[Extracted data entries]

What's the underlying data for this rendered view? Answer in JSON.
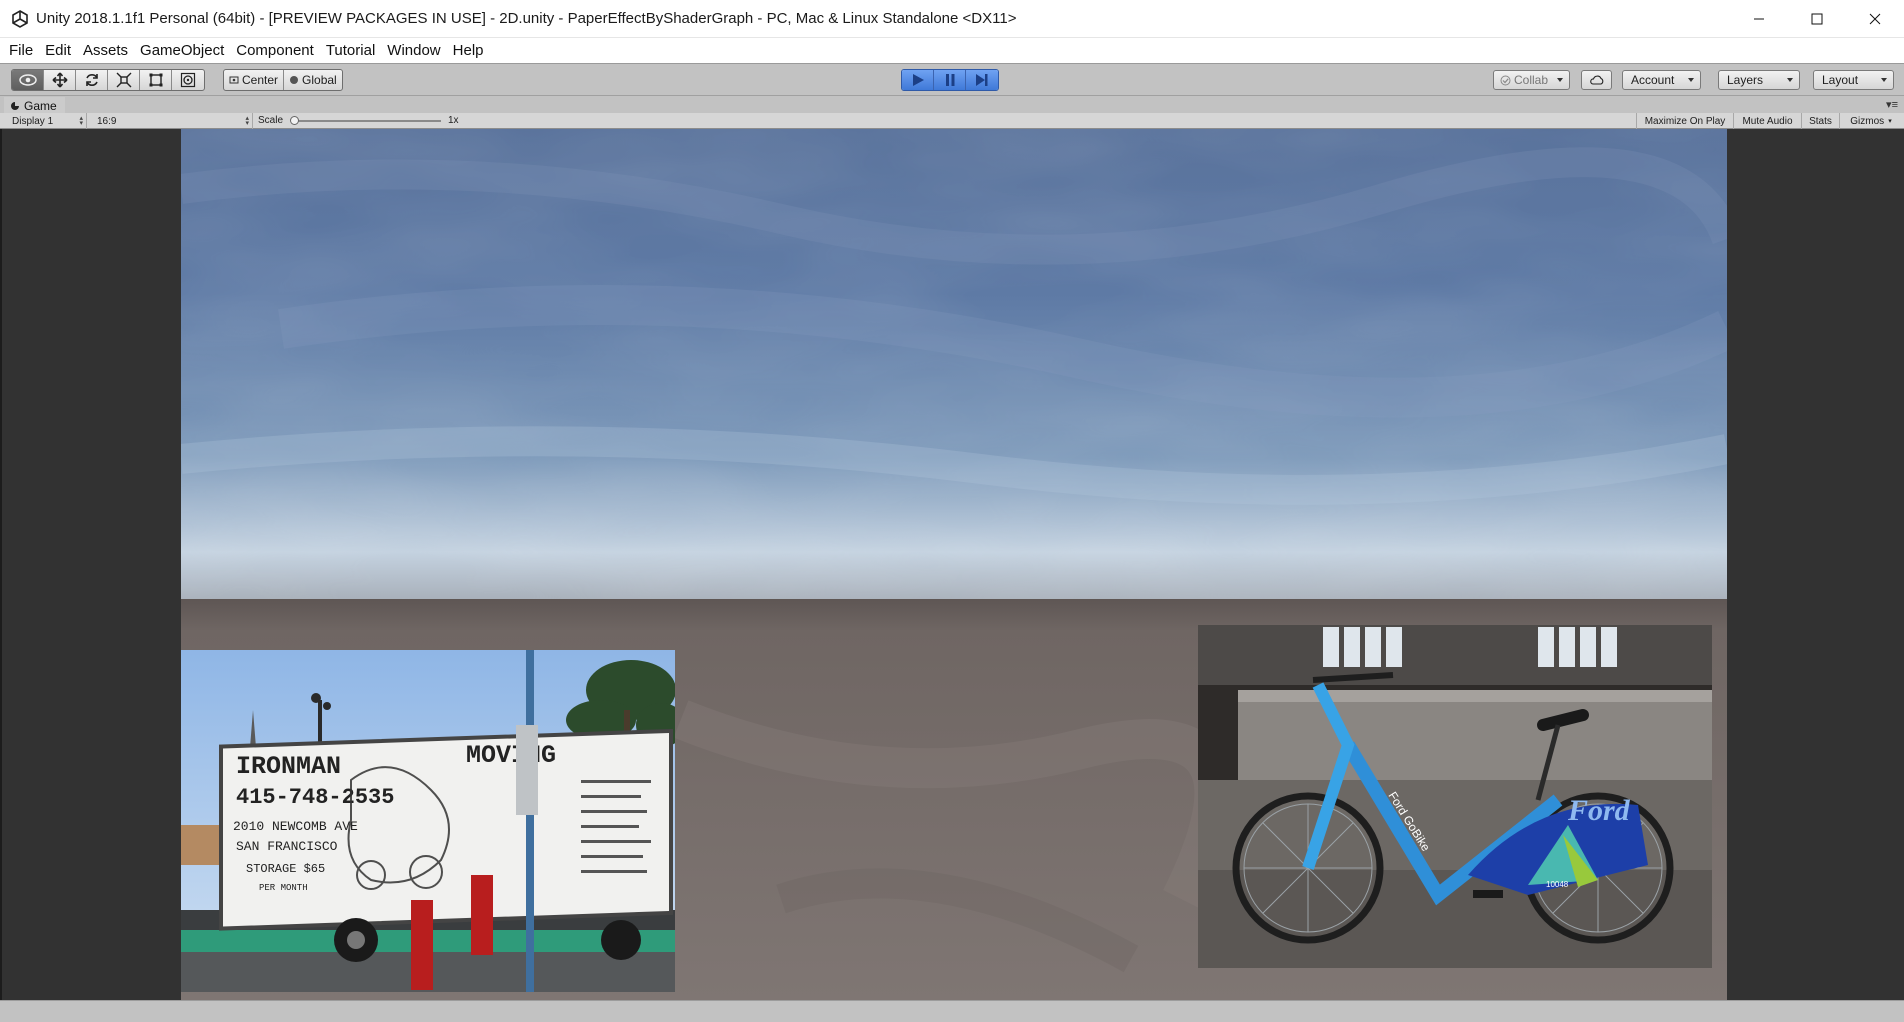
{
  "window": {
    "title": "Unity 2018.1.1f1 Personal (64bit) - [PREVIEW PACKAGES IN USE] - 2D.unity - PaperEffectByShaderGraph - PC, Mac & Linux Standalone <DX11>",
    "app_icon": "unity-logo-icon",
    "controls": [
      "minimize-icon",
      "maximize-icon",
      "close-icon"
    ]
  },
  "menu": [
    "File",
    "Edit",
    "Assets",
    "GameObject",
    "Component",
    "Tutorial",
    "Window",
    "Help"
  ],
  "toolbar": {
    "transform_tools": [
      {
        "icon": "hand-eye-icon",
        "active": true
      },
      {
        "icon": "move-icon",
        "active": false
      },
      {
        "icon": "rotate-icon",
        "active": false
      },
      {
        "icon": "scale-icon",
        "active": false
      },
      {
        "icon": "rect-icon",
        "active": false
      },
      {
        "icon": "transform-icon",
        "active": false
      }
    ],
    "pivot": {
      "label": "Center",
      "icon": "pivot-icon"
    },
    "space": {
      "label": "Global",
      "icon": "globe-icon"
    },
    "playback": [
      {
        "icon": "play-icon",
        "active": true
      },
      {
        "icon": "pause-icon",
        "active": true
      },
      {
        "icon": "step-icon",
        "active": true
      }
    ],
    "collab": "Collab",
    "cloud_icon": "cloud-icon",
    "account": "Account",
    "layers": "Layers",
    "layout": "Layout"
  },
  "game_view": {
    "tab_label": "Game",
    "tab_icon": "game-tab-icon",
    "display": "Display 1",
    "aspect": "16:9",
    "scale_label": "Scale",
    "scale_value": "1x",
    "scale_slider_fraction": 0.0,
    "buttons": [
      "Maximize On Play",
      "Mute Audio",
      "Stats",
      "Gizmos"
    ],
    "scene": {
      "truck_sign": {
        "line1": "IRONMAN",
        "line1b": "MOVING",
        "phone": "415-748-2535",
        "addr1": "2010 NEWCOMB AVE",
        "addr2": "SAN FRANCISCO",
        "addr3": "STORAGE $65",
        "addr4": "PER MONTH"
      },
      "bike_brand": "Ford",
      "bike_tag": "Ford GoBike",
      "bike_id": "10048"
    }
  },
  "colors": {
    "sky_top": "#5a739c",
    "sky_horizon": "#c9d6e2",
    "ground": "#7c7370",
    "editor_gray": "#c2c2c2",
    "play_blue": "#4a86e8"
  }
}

==

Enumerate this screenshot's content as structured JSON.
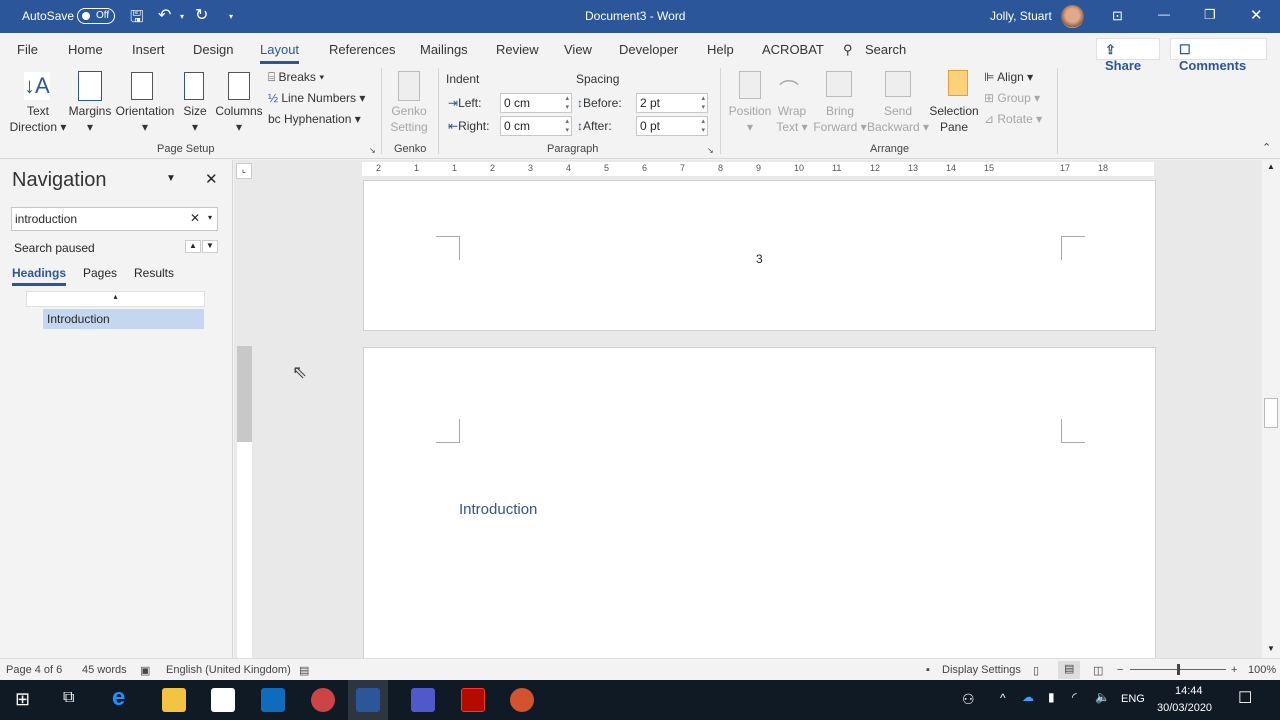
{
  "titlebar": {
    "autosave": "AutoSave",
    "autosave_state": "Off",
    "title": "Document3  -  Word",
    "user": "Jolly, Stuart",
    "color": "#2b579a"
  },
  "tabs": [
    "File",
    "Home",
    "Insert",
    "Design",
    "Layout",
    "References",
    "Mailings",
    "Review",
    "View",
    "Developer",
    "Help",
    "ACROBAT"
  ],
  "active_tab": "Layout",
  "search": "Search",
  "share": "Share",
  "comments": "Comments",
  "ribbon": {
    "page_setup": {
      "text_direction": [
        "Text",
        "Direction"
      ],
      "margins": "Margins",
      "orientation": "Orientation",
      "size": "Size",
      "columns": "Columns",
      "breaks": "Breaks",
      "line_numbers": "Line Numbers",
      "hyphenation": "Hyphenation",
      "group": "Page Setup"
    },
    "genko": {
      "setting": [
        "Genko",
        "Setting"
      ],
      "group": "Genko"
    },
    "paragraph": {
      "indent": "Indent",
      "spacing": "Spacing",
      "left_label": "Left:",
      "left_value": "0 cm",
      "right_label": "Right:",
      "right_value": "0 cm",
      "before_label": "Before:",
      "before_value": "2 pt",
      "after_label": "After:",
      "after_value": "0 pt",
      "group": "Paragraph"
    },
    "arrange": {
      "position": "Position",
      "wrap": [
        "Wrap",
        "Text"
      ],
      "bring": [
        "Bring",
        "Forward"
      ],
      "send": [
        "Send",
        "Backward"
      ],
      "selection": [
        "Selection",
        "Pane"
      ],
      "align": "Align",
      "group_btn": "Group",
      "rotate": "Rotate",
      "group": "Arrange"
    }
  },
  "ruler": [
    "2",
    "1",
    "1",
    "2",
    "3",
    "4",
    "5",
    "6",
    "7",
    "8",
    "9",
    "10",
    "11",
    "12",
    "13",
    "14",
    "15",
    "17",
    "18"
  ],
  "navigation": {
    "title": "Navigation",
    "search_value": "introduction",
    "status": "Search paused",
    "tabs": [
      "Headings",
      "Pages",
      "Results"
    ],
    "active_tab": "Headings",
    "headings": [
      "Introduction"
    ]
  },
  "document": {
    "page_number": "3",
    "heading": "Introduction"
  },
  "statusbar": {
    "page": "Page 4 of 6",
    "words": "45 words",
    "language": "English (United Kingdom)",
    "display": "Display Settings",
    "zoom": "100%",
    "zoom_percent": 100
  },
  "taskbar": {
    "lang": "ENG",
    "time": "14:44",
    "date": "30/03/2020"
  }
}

* Aim *
Identify and copy the lines holding the word "Ford".

* Answer to the problem *
      "bike_brand": "Ford",
      "bike_tag": "Ford GoBike",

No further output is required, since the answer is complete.